WRITTEN PROBLEM — Pick out every line of the entries below where "überwunden" occurs, and copy those lines.

MATERIAL —
......

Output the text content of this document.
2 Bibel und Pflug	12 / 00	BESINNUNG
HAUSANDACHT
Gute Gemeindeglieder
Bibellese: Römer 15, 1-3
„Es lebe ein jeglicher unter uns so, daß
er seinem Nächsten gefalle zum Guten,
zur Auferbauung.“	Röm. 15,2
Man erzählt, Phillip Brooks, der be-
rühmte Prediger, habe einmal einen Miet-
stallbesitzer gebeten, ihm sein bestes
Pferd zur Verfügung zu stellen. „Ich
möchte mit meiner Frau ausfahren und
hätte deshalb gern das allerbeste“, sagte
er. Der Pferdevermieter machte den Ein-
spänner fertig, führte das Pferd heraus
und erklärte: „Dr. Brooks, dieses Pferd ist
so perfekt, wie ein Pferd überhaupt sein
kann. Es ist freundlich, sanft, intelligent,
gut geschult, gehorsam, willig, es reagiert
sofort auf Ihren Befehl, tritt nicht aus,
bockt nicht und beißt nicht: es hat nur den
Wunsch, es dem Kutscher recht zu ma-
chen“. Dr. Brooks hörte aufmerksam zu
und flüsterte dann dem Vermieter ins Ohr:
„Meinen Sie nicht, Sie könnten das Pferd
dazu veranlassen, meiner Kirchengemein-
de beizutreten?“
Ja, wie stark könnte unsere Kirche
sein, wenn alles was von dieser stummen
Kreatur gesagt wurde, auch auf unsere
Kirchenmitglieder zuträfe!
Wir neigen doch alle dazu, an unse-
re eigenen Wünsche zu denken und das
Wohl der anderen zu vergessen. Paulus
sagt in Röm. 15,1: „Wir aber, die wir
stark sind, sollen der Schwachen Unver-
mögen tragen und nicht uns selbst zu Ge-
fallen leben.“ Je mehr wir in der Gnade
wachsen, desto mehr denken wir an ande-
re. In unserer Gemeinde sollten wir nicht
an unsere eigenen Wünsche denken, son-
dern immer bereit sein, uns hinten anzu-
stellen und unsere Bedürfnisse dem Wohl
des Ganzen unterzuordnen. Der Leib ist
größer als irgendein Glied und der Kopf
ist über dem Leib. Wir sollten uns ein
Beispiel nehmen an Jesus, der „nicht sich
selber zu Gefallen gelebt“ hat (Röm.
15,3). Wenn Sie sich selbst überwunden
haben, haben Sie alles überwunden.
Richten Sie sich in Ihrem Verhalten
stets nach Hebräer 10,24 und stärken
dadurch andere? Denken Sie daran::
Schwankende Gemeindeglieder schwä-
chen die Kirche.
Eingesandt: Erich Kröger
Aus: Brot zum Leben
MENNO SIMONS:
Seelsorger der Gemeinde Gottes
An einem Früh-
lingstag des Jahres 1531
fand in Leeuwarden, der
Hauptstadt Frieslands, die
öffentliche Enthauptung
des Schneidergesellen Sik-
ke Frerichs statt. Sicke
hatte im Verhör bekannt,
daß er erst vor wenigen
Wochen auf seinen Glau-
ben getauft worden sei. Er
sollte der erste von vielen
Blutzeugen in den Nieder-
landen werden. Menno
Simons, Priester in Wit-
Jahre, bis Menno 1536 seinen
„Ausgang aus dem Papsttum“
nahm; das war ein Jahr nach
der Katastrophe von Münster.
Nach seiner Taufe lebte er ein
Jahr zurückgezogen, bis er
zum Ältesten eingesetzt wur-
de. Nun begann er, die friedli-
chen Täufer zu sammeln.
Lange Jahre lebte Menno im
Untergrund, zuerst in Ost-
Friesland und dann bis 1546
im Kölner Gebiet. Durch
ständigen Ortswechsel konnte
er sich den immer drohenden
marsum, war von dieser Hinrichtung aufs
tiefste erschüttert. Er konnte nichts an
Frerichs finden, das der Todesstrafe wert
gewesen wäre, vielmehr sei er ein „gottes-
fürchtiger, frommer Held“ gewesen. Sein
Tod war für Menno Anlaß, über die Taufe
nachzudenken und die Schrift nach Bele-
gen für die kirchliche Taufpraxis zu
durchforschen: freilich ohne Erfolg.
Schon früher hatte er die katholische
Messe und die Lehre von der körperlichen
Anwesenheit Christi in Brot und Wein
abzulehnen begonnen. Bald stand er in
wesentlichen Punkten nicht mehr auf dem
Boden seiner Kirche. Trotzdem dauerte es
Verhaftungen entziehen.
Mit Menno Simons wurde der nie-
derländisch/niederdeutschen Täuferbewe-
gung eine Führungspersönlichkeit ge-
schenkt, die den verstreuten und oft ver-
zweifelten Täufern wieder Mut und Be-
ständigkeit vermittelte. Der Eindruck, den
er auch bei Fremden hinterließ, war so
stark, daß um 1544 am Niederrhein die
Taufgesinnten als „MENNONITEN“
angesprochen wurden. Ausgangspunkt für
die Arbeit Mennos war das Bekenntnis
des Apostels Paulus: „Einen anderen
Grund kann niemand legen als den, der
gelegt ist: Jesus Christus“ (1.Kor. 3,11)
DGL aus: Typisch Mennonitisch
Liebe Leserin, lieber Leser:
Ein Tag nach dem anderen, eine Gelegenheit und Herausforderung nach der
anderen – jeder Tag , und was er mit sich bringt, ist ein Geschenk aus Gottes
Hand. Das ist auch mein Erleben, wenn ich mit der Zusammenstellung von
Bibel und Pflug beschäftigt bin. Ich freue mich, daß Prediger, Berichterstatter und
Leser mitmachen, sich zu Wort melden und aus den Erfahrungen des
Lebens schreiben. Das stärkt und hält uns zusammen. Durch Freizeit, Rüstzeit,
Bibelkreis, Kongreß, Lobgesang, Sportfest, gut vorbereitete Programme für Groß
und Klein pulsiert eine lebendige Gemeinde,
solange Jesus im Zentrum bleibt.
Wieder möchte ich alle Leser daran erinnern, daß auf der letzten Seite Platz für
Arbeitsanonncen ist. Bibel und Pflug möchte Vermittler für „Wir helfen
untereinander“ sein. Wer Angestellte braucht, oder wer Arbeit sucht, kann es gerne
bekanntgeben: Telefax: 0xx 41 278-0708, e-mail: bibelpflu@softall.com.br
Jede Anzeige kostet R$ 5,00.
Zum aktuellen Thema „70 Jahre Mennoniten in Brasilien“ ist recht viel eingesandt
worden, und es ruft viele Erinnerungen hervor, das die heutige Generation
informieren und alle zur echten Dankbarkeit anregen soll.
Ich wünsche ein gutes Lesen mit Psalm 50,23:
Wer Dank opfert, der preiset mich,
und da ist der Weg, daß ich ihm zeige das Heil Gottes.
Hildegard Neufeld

......

SOLUTION BELOW —
15,3). Wenn Sie sich selbst überwunden
haben, haben Sie alles überwunden.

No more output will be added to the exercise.